** Start of Extract to read **

# Lelit Elizabeth service boiler stops heating after almost reaching set temperature



## orli (11 mo ago)

Hi, the service boiler on my machine currently does not heat up correctly.

The temperature is set to 145 °C. On start up, the machine heats to about 143°C, and then stops heating.

When I open the steam valve, the temperature drops and keeps dropping, I managed to get it to 110°C.

Normally, the service boiler should start to heat up again, but it does not.

Only if I turn the machine off and on again, after letting it cool, it starts heating again.

Maybe it is related to some safety thermostat going off? I already opened the machine and tried to press the limit stats, like here:

https://www.coffeeforums.co.uk/topic/57802-lelit-elizabeth-service-boiler-issue/?do=embed&comment=815448&embedComment=815448&embedDo=findComment

But on my machine, there only is one limit stat on the top side? (


http://imgur.com/5erqpO2

)

When I set the temperature lower, for example to 130°C everything works as expected.

Could this be related to some kind of software Issue? Did any of you experience something like this before?

I already reset the LCC, the steam temperature offset (Es) is set to 5°C.

Maybe someone has a similar problem, or an idea how to fix this? THe machine is brand-new.

Thanks for helping!


----------



## orli (11 mo ago)

According to lelit docs, normally there should be two limit switches:


http://imgur.com/LSxqYZO


But I only have one 🤔


http://imgur.com/5erqpO2


----------



## orli (11 mo ago)

Exchanging the Thermostats fixed the problem for me.


----------



## Inspector (Feb 23, 2017)

by the way why would you have steam temperature offset? I would zero it.


----------

** End of Extract to read **
** Start of Supplied information **

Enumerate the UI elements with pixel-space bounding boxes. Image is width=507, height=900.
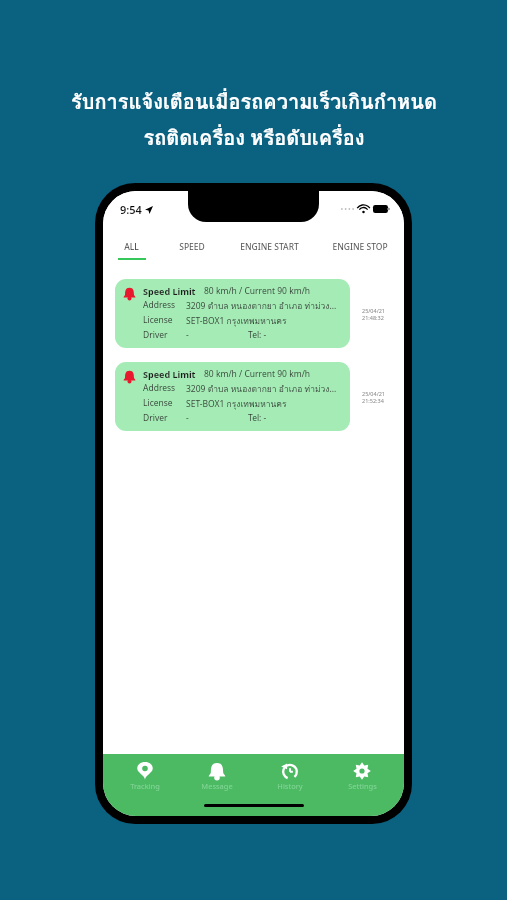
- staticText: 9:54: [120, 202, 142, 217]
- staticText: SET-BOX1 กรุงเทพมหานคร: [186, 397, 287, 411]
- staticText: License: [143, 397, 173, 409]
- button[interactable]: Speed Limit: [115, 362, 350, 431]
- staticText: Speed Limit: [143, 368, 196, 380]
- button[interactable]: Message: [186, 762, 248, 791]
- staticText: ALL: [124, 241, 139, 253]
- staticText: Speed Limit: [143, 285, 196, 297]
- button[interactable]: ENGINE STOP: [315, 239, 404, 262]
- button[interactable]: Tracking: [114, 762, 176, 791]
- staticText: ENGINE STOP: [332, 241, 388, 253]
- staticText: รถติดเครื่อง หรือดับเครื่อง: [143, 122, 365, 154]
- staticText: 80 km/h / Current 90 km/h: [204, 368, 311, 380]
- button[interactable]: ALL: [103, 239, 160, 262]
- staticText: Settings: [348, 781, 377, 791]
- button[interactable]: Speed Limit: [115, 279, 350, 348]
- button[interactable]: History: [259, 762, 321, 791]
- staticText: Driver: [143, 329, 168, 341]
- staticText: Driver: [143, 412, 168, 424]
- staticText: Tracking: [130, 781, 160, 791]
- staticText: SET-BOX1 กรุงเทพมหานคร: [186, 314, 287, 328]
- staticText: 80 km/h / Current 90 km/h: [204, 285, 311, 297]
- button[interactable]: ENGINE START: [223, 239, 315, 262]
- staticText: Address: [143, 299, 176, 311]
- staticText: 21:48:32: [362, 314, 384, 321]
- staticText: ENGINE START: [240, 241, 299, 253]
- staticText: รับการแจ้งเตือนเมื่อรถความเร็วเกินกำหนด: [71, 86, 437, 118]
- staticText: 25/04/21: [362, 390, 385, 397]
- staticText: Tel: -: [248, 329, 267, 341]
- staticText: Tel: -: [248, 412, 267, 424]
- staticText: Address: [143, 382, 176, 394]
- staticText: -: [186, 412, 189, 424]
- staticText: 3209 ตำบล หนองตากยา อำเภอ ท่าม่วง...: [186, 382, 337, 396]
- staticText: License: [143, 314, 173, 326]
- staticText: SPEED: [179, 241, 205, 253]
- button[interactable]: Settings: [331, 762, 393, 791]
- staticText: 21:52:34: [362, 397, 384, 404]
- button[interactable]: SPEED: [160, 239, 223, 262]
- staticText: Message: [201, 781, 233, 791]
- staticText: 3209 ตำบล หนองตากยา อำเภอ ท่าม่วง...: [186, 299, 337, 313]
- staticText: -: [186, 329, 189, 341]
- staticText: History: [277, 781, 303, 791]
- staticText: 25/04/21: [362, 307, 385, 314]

** End of Supplied information **
** Start of Supplied information **

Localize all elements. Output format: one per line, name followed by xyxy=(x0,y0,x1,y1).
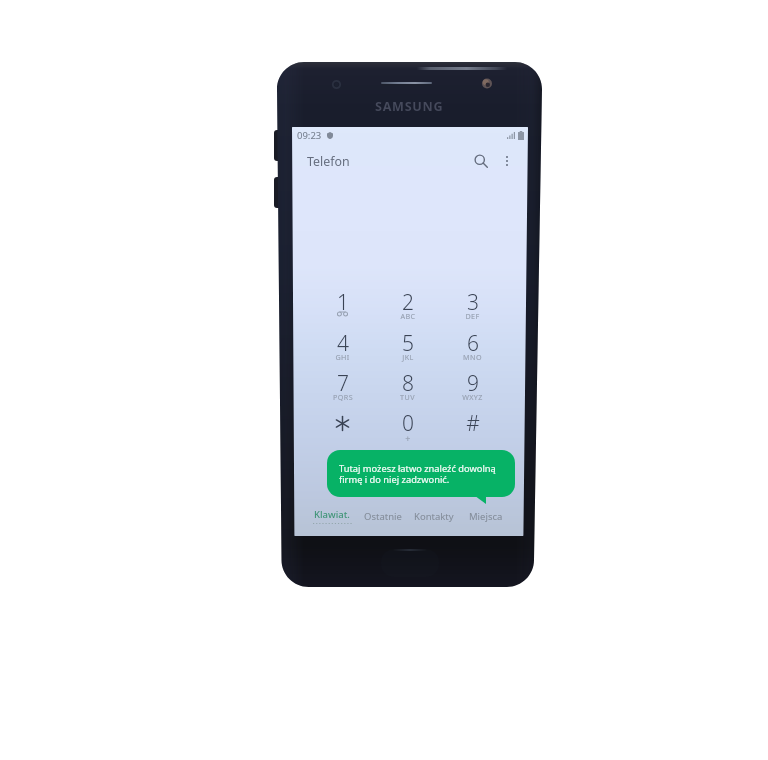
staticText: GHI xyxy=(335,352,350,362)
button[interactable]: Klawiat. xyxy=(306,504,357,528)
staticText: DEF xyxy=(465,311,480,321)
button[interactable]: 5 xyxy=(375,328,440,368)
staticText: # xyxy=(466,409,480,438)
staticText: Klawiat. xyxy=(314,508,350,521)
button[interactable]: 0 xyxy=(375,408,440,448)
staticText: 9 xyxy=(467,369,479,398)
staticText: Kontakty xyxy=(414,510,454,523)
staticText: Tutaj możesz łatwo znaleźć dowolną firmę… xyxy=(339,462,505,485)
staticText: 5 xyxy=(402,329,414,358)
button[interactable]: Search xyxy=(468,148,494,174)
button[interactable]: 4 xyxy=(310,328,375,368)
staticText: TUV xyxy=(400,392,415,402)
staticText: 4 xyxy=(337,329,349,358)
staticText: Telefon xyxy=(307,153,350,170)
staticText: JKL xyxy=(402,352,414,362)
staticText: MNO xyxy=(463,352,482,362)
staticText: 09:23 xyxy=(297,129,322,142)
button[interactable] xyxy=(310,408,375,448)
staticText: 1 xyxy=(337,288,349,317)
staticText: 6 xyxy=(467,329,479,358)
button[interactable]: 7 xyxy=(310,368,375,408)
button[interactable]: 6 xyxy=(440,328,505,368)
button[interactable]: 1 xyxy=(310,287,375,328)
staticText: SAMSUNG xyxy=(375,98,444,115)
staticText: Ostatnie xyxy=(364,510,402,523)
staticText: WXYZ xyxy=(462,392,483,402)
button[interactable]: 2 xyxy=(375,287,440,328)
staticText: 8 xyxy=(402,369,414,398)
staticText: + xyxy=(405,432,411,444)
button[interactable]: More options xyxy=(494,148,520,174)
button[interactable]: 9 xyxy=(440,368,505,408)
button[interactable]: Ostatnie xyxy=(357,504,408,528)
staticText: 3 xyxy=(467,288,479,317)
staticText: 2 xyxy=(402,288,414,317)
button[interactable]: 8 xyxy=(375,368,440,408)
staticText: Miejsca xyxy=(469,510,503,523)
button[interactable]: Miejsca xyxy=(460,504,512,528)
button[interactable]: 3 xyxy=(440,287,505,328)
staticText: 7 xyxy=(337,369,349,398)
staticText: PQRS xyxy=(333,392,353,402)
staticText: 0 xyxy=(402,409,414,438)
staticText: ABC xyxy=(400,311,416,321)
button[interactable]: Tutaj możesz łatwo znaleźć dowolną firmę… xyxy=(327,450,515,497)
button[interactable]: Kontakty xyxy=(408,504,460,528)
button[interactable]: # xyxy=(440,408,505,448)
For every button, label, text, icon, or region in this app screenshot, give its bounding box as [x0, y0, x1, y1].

** End of Supplied information **
** Start of Supplied information **

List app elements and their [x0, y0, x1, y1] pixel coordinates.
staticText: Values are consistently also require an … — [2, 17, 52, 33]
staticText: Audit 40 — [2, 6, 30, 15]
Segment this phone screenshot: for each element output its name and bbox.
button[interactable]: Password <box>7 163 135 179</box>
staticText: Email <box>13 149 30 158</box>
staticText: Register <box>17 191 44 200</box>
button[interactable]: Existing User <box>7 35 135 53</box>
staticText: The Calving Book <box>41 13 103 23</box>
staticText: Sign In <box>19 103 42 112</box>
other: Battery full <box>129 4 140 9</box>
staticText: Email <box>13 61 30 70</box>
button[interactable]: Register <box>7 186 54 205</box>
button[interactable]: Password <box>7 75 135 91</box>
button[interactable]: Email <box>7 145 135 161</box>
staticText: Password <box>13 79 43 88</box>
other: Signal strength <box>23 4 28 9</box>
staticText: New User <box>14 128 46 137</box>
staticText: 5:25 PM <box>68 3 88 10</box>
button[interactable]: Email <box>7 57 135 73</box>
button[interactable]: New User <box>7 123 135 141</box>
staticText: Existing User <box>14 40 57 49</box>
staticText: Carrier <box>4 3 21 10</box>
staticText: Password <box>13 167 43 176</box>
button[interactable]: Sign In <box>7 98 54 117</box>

** End of Supplied information **

▸ Problem requirements
Does each statement below agree with the forum thread about the boiler? Answer yes or no for each, and quote the thread's deciding words.
1. With the temperature set to 145 °C, the machine heats to about 143°C on start up and then stops heating.
2. Setting the temperature to 130°C produces the same heating problem.
3. Exchanging the thermostats solved the problem.
These rows stand apart from the forum thread and are not connected to it.

▸ Task answer
1. Yes: "On start up, the machine heats to about 143°C, and then stops heating."
2. No: "When I set the temperature lower, for example to 130°C everything works as expected."
3. Yes: "Exchanging the Thermostats fixed the problem for me."